Records for this exercise
################

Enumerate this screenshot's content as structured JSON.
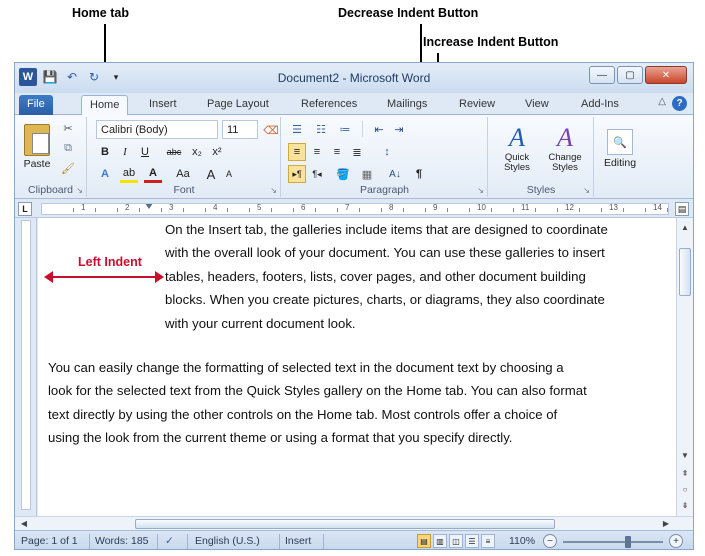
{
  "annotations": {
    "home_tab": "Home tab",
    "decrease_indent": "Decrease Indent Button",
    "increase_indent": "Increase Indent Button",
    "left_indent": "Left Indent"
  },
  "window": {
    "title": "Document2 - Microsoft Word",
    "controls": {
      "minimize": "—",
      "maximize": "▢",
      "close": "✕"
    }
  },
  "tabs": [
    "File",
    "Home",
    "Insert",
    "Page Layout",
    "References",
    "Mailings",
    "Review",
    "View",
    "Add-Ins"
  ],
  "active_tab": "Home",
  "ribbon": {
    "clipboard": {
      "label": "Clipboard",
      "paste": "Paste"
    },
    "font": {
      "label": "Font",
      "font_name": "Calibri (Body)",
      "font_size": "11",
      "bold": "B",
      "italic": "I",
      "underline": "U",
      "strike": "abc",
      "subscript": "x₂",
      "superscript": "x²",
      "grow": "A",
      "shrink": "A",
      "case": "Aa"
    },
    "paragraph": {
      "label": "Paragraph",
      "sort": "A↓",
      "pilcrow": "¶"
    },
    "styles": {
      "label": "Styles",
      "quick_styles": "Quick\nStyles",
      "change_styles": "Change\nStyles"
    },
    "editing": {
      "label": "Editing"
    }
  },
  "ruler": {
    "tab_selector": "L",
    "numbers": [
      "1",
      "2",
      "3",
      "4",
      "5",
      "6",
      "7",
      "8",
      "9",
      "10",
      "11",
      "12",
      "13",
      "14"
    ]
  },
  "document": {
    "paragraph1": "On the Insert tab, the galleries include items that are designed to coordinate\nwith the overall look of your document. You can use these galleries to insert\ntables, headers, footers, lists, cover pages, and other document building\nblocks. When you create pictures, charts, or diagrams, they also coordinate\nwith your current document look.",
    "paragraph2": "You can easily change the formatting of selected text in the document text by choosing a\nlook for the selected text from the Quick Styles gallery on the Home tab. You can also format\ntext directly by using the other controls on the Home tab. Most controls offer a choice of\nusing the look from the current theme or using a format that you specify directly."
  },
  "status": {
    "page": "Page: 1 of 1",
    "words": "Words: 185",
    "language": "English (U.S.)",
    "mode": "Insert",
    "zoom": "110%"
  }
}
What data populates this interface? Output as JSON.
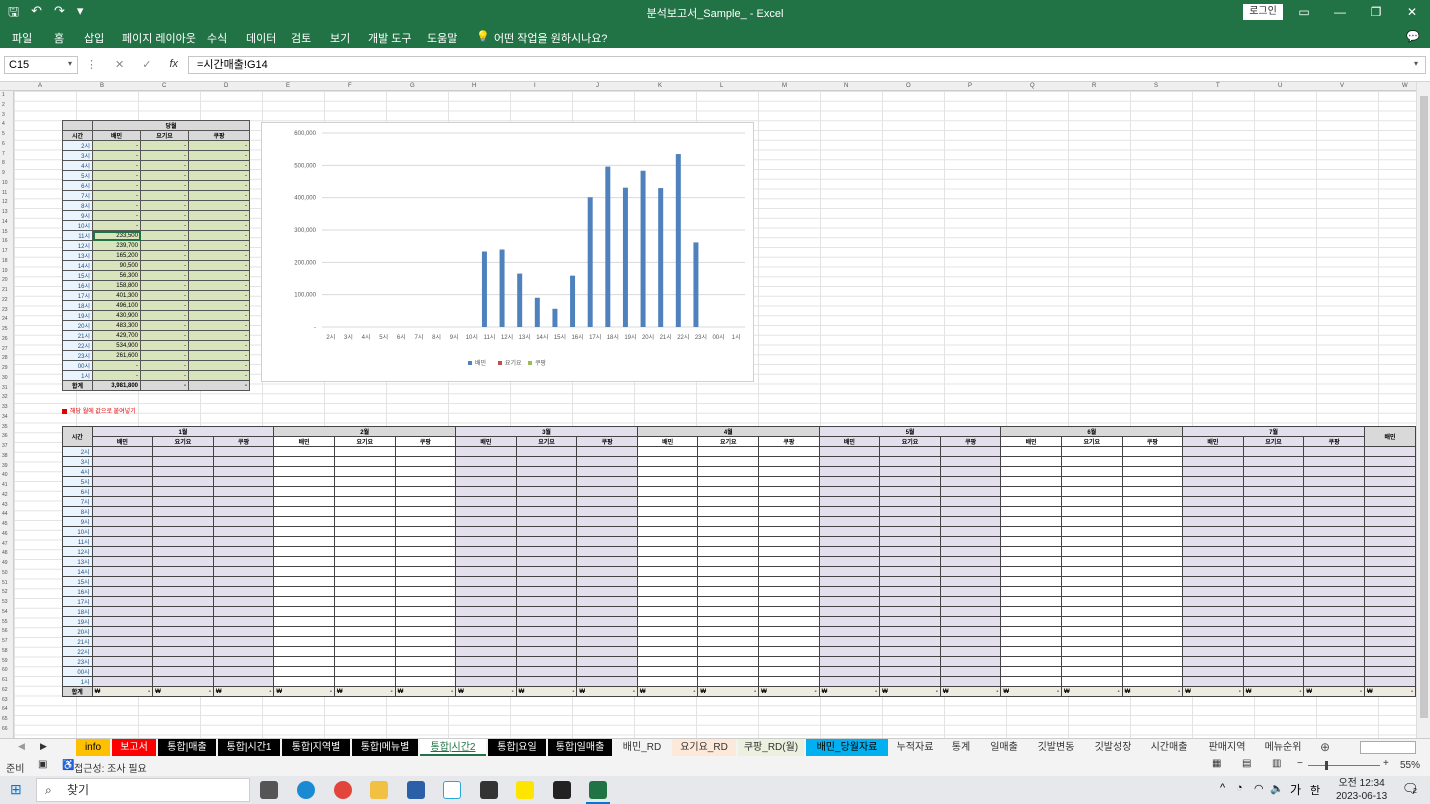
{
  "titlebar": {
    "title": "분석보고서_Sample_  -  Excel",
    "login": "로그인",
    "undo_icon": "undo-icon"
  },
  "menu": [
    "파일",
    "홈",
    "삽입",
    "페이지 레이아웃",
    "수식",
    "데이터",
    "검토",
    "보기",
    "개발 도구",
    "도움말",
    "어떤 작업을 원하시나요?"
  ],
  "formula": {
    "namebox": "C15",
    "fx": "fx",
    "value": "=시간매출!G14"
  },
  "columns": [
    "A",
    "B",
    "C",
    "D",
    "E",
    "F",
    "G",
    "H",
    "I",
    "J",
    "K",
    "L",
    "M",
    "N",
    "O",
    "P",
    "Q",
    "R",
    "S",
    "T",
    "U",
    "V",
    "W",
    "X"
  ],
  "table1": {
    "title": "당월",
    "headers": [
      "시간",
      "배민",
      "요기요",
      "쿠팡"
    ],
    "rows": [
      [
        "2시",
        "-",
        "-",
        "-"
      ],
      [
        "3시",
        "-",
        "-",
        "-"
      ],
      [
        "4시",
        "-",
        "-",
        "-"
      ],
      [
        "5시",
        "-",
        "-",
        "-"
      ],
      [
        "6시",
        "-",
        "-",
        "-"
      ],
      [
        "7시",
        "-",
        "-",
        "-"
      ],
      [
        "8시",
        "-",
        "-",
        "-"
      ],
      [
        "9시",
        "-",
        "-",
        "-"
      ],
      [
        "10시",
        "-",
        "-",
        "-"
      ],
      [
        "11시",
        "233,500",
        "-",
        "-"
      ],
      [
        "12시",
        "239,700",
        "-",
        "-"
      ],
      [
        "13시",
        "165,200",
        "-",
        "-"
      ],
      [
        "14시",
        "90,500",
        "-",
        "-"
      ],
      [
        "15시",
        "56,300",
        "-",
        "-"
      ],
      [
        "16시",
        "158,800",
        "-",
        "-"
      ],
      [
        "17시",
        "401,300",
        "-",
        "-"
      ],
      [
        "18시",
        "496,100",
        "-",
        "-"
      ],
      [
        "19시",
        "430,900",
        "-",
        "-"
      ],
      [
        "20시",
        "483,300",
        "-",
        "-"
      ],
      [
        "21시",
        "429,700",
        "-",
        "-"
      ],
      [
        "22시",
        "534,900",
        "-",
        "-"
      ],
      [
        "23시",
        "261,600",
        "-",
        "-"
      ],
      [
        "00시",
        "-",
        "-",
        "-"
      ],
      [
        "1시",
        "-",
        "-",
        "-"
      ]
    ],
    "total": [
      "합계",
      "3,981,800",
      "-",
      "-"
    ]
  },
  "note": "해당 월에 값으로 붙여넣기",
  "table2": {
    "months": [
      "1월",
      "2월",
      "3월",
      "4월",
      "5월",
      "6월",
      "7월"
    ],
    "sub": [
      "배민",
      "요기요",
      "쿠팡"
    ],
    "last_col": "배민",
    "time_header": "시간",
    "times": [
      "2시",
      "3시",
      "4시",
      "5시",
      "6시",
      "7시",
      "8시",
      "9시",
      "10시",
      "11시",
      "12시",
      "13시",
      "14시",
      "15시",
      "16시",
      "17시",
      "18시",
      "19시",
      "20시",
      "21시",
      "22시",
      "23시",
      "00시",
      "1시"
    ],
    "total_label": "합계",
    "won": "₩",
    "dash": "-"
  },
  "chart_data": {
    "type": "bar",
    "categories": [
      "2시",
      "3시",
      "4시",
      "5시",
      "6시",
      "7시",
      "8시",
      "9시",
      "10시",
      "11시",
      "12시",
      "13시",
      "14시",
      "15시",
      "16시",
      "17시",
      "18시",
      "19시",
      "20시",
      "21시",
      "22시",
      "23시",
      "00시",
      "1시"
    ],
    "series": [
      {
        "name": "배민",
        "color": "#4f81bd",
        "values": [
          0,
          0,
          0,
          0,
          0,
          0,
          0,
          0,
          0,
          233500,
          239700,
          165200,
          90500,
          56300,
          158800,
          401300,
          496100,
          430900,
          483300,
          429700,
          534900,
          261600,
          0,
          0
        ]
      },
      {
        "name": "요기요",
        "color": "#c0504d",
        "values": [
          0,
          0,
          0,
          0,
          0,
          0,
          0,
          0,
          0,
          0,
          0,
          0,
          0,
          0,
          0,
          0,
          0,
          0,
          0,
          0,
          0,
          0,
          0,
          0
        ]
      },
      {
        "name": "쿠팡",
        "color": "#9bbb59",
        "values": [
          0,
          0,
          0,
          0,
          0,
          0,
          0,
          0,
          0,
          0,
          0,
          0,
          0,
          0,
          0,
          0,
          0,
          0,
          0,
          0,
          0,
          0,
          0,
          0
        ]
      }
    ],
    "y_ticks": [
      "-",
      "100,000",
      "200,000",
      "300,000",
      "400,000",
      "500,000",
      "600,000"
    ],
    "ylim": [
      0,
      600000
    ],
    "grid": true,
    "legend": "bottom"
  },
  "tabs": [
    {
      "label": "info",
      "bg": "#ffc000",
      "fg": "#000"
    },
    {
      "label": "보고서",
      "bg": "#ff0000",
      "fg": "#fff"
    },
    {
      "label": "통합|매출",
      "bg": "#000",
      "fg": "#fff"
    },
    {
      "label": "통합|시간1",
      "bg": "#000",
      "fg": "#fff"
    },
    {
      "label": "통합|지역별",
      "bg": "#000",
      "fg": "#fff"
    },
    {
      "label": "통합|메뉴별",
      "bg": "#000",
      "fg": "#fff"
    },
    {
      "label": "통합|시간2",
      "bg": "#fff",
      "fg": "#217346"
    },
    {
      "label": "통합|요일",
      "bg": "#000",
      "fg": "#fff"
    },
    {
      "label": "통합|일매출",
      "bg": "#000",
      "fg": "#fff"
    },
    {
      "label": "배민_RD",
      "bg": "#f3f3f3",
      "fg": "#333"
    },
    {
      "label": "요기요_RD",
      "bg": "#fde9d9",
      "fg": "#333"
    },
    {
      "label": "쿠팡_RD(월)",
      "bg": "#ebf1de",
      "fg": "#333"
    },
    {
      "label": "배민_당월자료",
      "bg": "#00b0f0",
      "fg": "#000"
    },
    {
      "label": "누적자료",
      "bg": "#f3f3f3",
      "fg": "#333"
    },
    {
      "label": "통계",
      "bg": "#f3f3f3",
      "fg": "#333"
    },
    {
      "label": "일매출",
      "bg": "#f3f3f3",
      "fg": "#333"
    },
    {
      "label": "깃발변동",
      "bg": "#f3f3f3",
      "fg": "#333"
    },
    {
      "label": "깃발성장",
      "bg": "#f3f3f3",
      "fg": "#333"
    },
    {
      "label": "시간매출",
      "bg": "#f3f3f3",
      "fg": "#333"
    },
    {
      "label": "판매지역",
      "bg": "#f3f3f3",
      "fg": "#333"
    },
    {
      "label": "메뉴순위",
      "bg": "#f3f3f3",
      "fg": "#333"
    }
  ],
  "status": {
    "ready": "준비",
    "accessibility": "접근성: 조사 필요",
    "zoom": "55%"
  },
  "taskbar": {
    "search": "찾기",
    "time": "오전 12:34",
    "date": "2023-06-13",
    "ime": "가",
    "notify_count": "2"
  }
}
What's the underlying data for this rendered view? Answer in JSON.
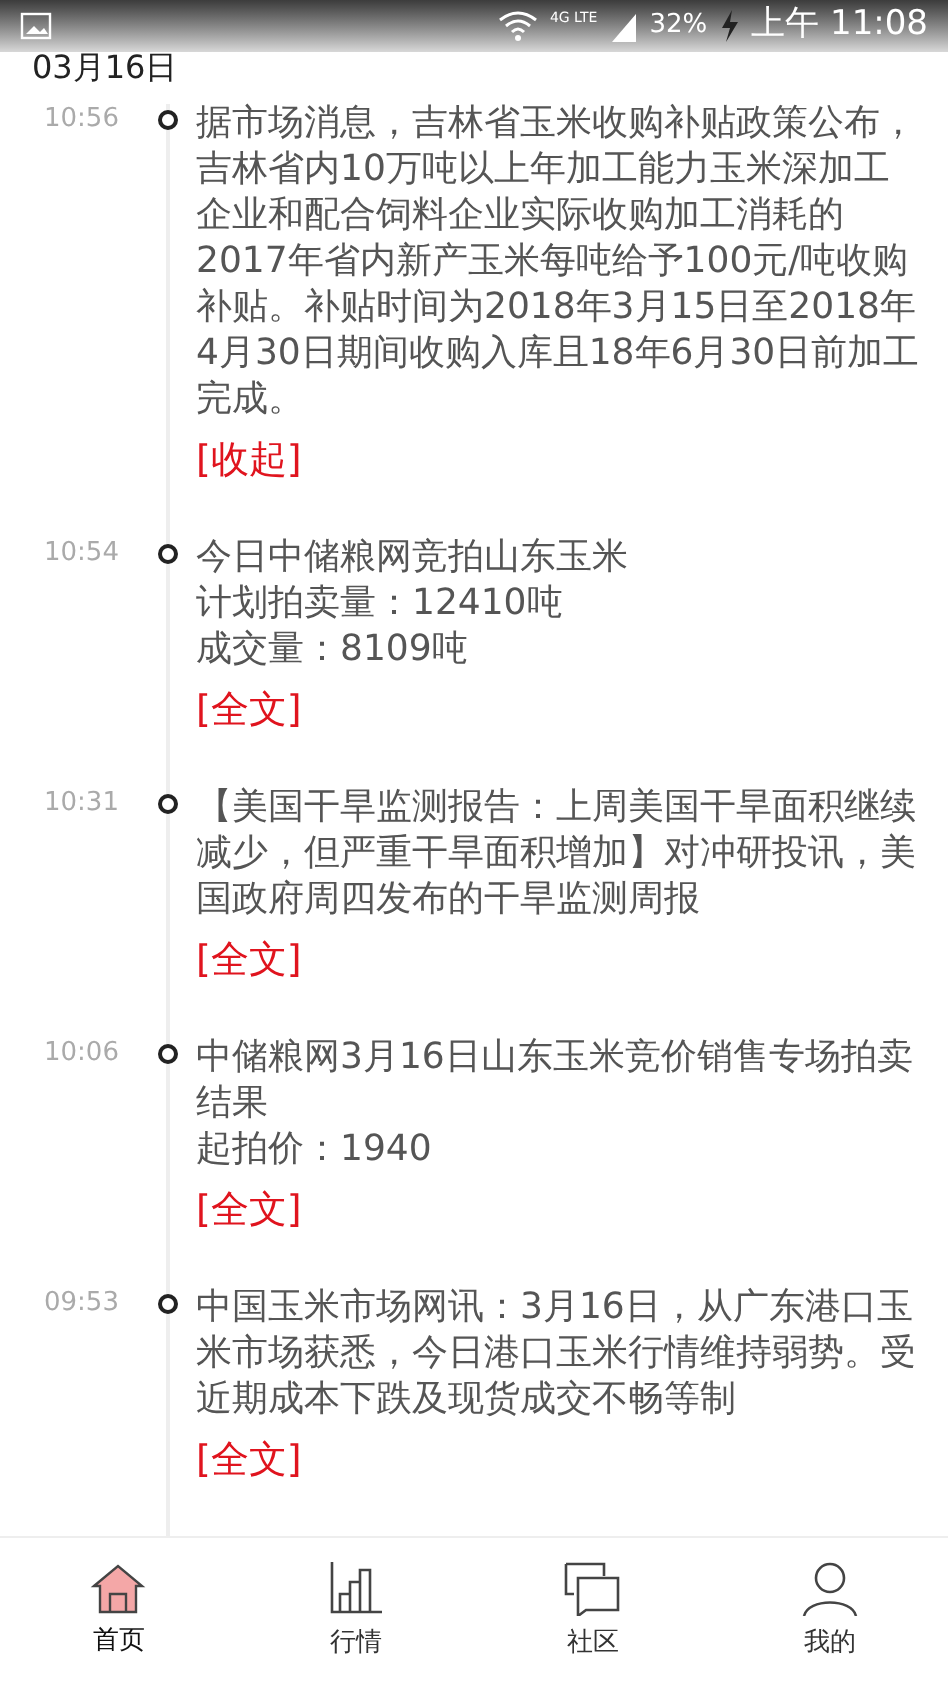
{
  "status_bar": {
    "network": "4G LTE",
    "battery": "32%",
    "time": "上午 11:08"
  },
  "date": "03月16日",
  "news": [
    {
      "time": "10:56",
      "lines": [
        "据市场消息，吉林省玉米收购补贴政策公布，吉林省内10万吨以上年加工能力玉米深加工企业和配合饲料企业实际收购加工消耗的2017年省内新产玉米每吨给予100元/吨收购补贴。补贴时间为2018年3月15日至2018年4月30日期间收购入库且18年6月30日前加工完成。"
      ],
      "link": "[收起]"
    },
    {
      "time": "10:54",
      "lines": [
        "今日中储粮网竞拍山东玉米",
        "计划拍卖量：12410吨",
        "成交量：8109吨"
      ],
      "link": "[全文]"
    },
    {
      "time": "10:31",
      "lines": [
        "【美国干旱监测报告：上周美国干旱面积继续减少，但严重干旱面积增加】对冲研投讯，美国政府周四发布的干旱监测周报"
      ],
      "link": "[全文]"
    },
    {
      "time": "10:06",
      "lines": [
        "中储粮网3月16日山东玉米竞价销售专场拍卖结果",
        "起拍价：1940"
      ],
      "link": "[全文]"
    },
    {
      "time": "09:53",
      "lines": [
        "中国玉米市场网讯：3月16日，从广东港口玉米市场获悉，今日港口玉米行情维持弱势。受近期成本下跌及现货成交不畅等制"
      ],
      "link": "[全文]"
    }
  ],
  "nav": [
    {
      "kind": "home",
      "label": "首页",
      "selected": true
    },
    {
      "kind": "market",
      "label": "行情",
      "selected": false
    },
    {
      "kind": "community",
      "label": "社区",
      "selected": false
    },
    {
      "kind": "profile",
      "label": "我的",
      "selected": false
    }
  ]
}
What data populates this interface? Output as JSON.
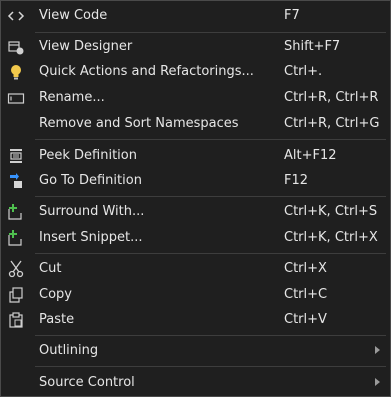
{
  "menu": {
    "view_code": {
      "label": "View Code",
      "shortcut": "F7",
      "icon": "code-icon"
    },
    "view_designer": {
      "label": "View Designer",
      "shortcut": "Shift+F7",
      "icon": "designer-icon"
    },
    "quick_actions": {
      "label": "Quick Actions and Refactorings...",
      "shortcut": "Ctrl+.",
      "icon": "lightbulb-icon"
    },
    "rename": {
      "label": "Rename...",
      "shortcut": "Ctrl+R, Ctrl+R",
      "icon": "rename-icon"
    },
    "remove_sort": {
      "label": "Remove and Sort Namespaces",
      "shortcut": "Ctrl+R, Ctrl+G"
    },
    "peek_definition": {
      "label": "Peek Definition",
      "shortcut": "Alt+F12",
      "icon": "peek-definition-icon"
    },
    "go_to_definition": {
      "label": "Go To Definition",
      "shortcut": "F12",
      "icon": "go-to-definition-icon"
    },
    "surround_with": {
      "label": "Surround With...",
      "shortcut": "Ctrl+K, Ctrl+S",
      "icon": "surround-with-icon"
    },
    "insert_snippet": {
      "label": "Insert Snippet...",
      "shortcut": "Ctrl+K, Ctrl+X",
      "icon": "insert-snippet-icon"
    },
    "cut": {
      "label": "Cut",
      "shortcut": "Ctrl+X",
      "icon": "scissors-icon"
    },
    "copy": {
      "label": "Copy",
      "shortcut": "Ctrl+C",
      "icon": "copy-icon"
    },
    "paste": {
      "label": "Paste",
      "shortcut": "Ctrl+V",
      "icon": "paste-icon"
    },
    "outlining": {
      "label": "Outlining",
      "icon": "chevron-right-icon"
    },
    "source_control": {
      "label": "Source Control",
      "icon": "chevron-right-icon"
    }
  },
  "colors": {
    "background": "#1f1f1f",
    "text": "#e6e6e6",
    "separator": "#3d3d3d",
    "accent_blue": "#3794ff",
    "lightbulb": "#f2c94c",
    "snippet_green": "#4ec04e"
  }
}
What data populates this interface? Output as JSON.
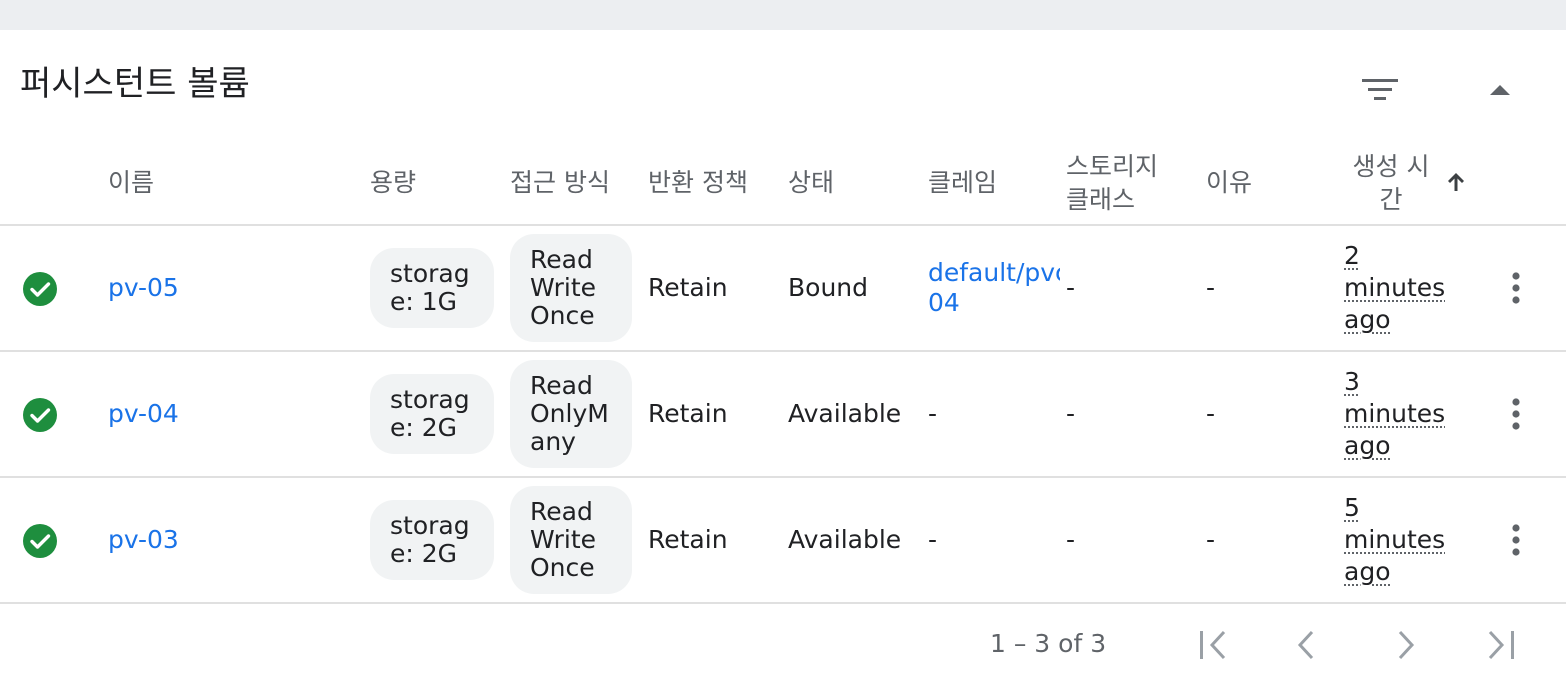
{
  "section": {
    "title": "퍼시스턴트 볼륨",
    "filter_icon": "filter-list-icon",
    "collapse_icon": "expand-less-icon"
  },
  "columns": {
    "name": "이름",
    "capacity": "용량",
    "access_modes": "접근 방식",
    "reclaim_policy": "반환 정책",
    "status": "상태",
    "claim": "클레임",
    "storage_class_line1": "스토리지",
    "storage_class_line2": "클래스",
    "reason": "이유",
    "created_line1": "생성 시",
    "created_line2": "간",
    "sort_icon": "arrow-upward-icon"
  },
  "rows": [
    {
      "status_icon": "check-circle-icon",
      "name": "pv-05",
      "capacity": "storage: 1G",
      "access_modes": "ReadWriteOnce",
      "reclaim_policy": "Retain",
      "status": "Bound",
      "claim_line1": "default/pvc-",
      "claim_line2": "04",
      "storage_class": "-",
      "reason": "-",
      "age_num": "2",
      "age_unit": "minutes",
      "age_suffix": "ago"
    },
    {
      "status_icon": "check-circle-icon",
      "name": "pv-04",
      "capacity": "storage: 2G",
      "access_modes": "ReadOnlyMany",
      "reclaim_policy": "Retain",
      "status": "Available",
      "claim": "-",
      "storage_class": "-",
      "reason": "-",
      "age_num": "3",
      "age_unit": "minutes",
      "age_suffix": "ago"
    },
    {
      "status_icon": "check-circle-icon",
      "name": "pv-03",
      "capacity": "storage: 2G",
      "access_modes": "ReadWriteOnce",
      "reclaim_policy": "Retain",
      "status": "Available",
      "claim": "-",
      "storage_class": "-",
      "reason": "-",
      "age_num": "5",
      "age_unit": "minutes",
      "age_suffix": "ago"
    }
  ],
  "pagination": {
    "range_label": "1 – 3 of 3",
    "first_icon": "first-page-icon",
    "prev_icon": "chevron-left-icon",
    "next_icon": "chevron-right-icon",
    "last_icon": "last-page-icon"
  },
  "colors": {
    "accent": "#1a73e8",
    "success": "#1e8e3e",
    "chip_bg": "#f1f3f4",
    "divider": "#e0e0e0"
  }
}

################

Stated problem
From the entries above, copy every line that holds the word "controls".

Output of the exercise
    "controls": {
    "paragraph2": "You can easily change the formatting of selected text in the document text by choosing a\nlook for the selected text from the Quick Styles gallery on the Home tab. You can also format\ntext directly by using the other controls on the Home tab. Most controls offer a choice of\nusing the look from the current theme or using a format that you specify directly."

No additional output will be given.